MATERIAL FOR THIS TASK
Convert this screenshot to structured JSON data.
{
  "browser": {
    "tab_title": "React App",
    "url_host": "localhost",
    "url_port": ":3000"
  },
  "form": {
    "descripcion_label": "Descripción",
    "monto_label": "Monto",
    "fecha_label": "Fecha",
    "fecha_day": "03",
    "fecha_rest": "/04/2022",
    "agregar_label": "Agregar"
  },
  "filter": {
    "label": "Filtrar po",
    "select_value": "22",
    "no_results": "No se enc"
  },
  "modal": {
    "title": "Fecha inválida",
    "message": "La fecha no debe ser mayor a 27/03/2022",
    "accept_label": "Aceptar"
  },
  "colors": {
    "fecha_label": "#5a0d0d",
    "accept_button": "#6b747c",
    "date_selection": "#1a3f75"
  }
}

SET EXERCISE
Write out all the data again, exactly as it appears.

FULL ANSWER
Convert this screenshot to structured JSON data.
{
  "browser": {
    "tab_title": "React App",
    "url_host": "localhost",
    "url_port": ":3000"
  },
  "form": {
    "descripcion_label": "Descripción",
    "monto_label": "Monto",
    "fecha_label": "Fecha",
    "fecha_day": "03",
    "fecha_rest": "/04/2022",
    "agregar_label": "Agregar"
  },
  "filter": {
    "label": "Filtrar po",
    "select_value": "22",
    "no_results": "No se enc"
  },
  "modal": {
    "title": "Fecha inválida",
    "message": "La fecha no debe ser mayor a 27/03/2022",
    "accept_label": "Aceptar"
  },
  "colors": {
    "fecha_label": "#5a0d0d",
    "accept_button": "#6b747c",
    "date_selection": "#1a3f75"
  }
}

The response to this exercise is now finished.